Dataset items
----
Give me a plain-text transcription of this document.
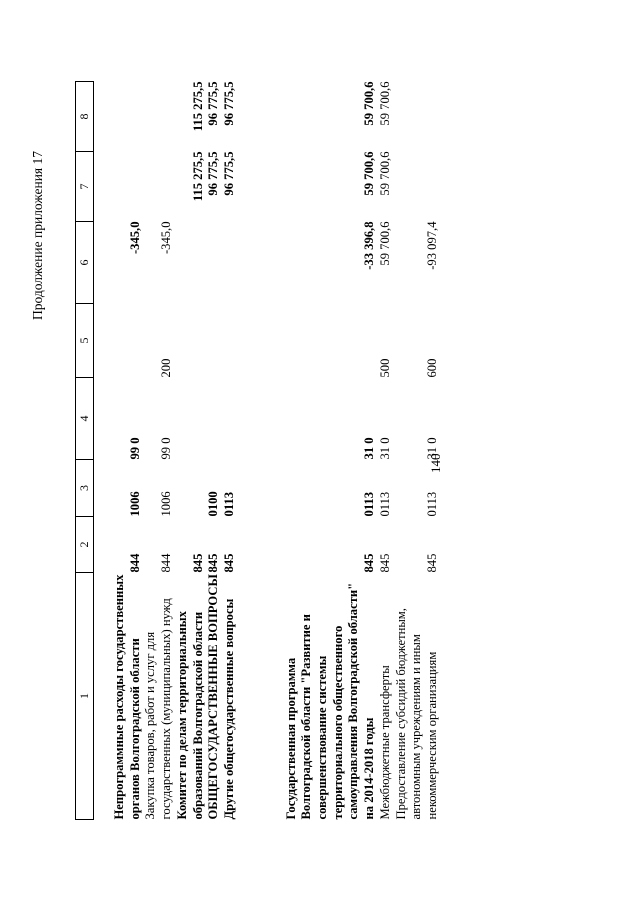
140
Продолжение приложения 17
1	2	3	4	5	6	7	8

Непрограммные расходы государственных органов Волгоградской области	844	1006	99 0		-345,0		
Закупка товаров, работ и услуг для государственных (муниципальных) нужд	844	1006	99 0	200	-345,0		
Комитет по делам территориальных образований Волгоградской области	845					115 275,5	115 275,5
ОБЩЕГОСУДАРСТВЕННЫЕ ВОПРОСЫ	845	0100				96 775,5	96 775,5
Другие общегосударственные вопросы	845	0113				96 775,5	96 775,5

Государственная программа Волгоградской области "Развитие и совершенствование системы территориального общественного самоуправления Волгоградской области" на 2014-2018 годы	845	0113	31 0		-33 396,8	59 700,6	59 700,6
Межбюджетные трансферты	845	0113	31 0	500	59 700,6	59 700,6	59 700,6
Предоставление субсидий бюджетным, автономным учреждениям и иным некоммерческим организациям	845	0113	31 0	600	-93 097,4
----
Written problem
What is needed is an exact reproduction of the data, pictures excluded.

Result of this exercise
Give me a plain-text transcription of this document.
140
Продолжение приложения 17
1	2	3	4	5	6	7	8

Непрограммные расходы государственных органов Волгоградской области	844	1006	99 0		-345,0		
Закупка товаров, работ и услуг для государственных (муниципальных) нужд	844	1006	99 0	200	-345,0		
Комитет по делам территориальных образований Волгоградской области	845					115 275,5	115 275,5
ОБЩЕГОСУДАРСТВЕННЫЕ ВОПРОСЫ	845	0100				96 775,5	96 775,5
Другие общегосударственные вопросы	845	0113				96 775,5	96 775,5

Государственная программа Волгоградской области "Развитие и совершенствование системы территориального общественного самоуправления Волгоградской области" на 2014-2018 годы	845	0113	31 0		-33 396,8	59 700,6	59 700,6
Межбюджетные трансферты	845	0113	31 0	500	59 700,6	59 700,6	59 700,6
Предоставление субсидий бюджетным, автономным учреждениям и иным некоммерческим организациям	845	0113	31 0	600	-93 097,4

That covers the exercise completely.